Exercise goal
Below is a set of records. Repeat all of them exactly.

Items from a dataset
_ _ _ _ _

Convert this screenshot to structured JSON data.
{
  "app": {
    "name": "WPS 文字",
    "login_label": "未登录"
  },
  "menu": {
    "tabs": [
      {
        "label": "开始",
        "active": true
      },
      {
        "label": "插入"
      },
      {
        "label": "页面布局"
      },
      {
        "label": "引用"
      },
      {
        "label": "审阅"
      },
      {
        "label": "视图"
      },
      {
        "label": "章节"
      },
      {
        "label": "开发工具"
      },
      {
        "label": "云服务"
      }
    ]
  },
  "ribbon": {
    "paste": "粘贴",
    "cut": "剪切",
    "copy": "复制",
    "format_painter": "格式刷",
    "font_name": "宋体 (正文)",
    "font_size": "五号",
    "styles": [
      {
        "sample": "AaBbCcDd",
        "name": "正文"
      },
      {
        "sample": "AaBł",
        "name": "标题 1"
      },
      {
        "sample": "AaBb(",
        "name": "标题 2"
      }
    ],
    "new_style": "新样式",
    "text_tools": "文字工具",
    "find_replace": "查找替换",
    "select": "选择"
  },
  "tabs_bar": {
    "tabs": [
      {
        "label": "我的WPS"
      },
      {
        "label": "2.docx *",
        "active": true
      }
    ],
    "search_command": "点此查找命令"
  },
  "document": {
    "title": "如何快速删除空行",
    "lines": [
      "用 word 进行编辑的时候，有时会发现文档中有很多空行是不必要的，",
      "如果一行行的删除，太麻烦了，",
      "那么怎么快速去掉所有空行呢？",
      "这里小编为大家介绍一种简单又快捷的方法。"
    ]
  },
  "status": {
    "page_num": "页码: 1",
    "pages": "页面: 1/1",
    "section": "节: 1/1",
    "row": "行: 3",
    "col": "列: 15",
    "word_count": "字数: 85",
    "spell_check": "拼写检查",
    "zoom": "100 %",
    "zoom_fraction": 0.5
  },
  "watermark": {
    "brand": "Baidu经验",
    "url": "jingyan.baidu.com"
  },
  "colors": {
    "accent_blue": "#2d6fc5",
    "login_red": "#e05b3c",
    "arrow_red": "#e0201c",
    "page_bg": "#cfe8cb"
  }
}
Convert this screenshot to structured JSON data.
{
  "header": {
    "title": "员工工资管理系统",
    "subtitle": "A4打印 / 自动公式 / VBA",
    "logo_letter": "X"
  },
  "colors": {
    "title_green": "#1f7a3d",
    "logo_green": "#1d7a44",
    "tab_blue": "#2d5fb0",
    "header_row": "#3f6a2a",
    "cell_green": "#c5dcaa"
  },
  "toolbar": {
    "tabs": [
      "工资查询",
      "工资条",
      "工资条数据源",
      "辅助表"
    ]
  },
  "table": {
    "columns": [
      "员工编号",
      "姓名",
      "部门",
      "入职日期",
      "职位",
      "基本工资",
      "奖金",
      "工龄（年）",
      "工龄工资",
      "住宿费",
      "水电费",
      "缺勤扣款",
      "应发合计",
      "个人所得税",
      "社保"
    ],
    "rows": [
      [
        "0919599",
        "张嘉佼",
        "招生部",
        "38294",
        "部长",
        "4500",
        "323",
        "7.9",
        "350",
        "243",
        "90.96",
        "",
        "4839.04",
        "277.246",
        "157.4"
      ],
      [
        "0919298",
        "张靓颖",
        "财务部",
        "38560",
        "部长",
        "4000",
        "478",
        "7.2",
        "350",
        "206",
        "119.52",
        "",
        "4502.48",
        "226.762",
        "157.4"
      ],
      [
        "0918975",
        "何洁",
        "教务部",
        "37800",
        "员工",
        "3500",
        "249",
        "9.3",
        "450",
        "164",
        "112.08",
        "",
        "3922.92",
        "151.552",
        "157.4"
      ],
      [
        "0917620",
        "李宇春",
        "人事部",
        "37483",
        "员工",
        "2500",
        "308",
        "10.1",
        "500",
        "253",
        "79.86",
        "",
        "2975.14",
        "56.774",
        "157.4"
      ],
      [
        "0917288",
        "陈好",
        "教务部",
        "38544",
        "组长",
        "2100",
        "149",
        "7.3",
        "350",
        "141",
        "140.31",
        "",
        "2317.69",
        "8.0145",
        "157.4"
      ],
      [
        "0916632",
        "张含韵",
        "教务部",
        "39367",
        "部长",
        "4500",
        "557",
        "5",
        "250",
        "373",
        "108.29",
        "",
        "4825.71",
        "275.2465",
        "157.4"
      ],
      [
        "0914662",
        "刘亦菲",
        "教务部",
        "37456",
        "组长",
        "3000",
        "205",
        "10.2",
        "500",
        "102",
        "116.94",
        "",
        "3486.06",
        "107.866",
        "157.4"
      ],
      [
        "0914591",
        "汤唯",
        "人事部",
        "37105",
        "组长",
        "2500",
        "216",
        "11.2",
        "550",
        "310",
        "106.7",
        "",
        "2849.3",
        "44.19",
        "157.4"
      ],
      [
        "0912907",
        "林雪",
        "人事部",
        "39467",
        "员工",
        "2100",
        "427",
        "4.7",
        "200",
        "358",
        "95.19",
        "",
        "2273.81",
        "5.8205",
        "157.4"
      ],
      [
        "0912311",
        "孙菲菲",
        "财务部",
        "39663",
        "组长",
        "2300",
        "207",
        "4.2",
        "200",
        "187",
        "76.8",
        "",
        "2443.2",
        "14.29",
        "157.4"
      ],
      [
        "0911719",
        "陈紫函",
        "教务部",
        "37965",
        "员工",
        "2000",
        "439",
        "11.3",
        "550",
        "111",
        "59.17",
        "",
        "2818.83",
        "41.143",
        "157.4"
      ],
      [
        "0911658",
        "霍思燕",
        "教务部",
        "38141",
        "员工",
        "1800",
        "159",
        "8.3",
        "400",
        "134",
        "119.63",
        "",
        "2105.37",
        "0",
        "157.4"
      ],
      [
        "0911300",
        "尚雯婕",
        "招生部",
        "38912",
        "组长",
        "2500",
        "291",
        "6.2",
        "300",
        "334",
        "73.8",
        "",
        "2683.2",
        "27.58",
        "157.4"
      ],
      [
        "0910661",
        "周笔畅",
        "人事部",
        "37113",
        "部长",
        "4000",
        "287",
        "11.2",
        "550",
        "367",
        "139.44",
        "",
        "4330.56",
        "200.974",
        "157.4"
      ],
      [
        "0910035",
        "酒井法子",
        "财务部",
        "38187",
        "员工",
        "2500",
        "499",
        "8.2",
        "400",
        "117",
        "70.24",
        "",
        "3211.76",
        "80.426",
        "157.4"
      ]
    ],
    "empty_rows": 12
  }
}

_ _ _ _ _

Exercise solution
Convert this screenshot to structured JSON data.
{
  "app": {
    "name": "WPS 文字",
    "login_label": "未登录"
  },
  "menu": {
    "tabs": [
      {
        "label": "开始",
        "active": true
      },
      {
        "label": "插入"
      },
      {
        "label": "页面布局"
      },
      {
        "label": "引用"
      },
      {
        "label": "审阅"
      },
      {
        "label": "视图"
      },
      {
        "label": "章节"
      },
      {
        "label": "开发工具"
      },
      {
        "label": "云服务"
      }
    ]
  },
  "ribbon": {
    "paste": "粘贴",
    "cut": "剪切",
    "copy": "复制",
    "format_painter": "格式刷",
    "font_name": "宋体 (正文)",
    "font_size": "五号",
    "styles": [
      {
        "sample": "AaBbCcDd",
        "name": "正文"
      },
      {
        "sample": "AaBł",
        "name": "标题 1"
      },
      {
        "sample": "AaBb(",
        "name": "标题 2"
      }
    ],
    "new_style": "新样式",
    "text_tools": "文字工具",
    "find_replace": "查找替换",
    "select": "选择"
  },
  "tabs_bar": {
    "tabs": [
      {
        "label": "我的WPS"
      },
      {
        "label": "2.docx *",
        "active": true
      }
    ],
    "search_command": "点此查找命令"
  },
  "document": {
    "title": "如何快速删除空行",
    "lines": [
      "用 word 进行编辑的时候，有时会发现文档中有很多空行是不必要的，",
      "如果一行行的删除，太麻烦了，",
      "那么怎么快速去掉所有空行呢？",
      "这里小编为大家介绍一种简单又快捷的方法。"
    ]
  },
  "status": {
    "page_num": "页码: 1",
    "pages": "页面: 1/1",
    "section": "节: 1/1",
    "row": "行: 3",
    "col": "列: 15",
    "word_count": "字数: 85",
    "spell_check": "拼写检查",
    "zoom": "100 %",
    "zoom_fraction": 0.5
  },
  "watermark": {
    "brand": "Baidu经验",
    "url": "jingyan.baidu.com"
  },
  "colors": {
    "accent_blue": "#2d6fc5",
    "login_red": "#e05b3c",
    "arrow_red": "#e0201c",
    "page_bg": "#cfe8cb"
  }
}
Convert this screenshot to structured JSON data.
{
  "header": {
    "title": "员工工资管理系统",
    "subtitle": "A4打印 / 自动公式 / VBA",
    "logo_letter": "X"
  },
  "colors": {
    "title_green": "#1f7a3d",
    "logo_green": "#1d7a44",
    "tab_blue": "#2d5fb0",
    "header_row": "#3f6a2a",
    "cell_green": "#c5dcaa"
  },
  "toolbar": {
    "tabs": [
      "工资查询",
      "工资条",
      "工资条数据源",
      "辅助表"
    ]
  },
  "table": {
    "columns": [
      "员工编号",
      "姓名",
      "部门",
      "入职日期",
      "职位",
      "基本工资",
      "奖金",
      "工龄（年）",
      "工龄工资",
      "住宿费",
      "水电费",
      "缺勤扣款",
      "应发合计",
      "个人所得税",
      "社保"
    ],
    "rows": [
      [
        "0919599",
        "张嘉佼",
        "招生部",
        "38294",
        "部长",
        "4500",
        "323",
        "7.9",
        "350",
        "243",
        "90.96",
        "",
        "4839.04",
        "277.246",
        "157.4"
      ],
      [
        "0919298",
        "张靓颖",
        "财务部",
        "38560",
        "部长",
        "4000",
        "478",
        "7.2",
        "350",
        "206",
        "119.52",
        "",
        "4502.48",
        "226.762",
        "157.4"
      ],
      [
        "0918975",
        "何洁",
        "教务部",
        "37800",
        "员工",
        "3500",
        "249",
        "9.3",
        "450",
        "164",
        "112.08",
        "",
        "3922.92",
        "151.552",
        "157.4"
      ],
      [
        "0917620",
        "李宇春",
        "人事部",
        "37483",
        "员工",
        "2500",
        "308",
        "10.1",
        "500",
        "253",
        "79.86",
        "",
        "2975.14",
        "56.774",
        "157.4"
      ],
      [
        "0917288",
        "陈好",
        "教务部",
        "38544",
        "组长",
        "2100",
        "149",
        "7.3",
        "350",
        "141",
        "140.31",
        "",
        "2317.69",
        "8.0145",
        "157.4"
      ],
      [
        "0916632",
        "张含韵",
        "教务部",
        "39367",
        "部长",
        "4500",
        "557",
        "5",
        "250",
        "373",
        "108.29",
        "",
        "4825.71",
        "275.2465",
        "157.4"
      ],
      [
        "0914662",
        "刘亦菲",
        "教务部",
        "37456",
        "组长",
        "3000",
        "205",
        "10.2",
        "500",
        "102",
        "116.94",
        "",
        "3486.06",
        "107.866",
        "157.4"
      ],
      [
        "0914591",
        "汤唯",
        "人事部",
        "37105",
        "组长",
        "2500",
        "216",
        "11.2",
        "550",
        "310",
        "106.7",
        "",
        "2849.3",
        "44.19",
        "157.4"
      ],
      [
        "0912907",
        "林雪",
        "人事部",
        "39467",
        "员工",
        "2100",
        "427",
        "4.7",
        "200",
        "358",
        "95.19",
        "",
        "2273.81",
        "5.8205",
        "157.4"
      ],
      [
        "0912311",
        "孙菲菲",
        "财务部",
        "39663",
        "组长",
        "2300",
        "207",
        "4.2",
        "200",
        "187",
        "76.8",
        "",
        "2443.2",
        "14.29",
        "157.4"
      ],
      [
        "0911719",
        "陈紫函",
        "教务部",
        "37965",
        "员工",
        "2000",
        "439",
        "11.3",
        "550",
        "111",
        "59.17",
        "",
        "2818.83",
        "41.143",
        "157.4"
      ],
      [
        "0911658",
        "霍思燕",
        "教务部",
        "38141",
        "员工",
        "1800",
        "159",
        "8.3",
        "400",
        "134",
        "119.63",
        "",
        "2105.37",
        "0",
        "157.4"
      ],
      [
        "0911300",
        "尚雯婕",
        "招生部",
        "38912",
        "组长",
        "2500",
        "291",
        "6.2",
        "300",
        "334",
        "73.8",
        "",
        "2683.2",
        "27.58",
        "157.4"
      ],
      [
        "0910661",
        "周笔畅",
        "人事部",
        "37113",
        "部长",
        "4000",
        "287",
        "11.2",
        "550",
        "367",
        "139.44",
        "",
        "4330.56",
        "200.974",
        "157.4"
      ],
      [
        "0910035",
        "酒井法子",
        "财务部",
        "38187",
        "员工",
        "2500",
        "499",
        "8.2",
        "400",
        "117",
        "70.24",
        "",
        "3211.76",
        "80.426",
        "157.4"
      ]
    ],
    "empty_rows": 12
  }
}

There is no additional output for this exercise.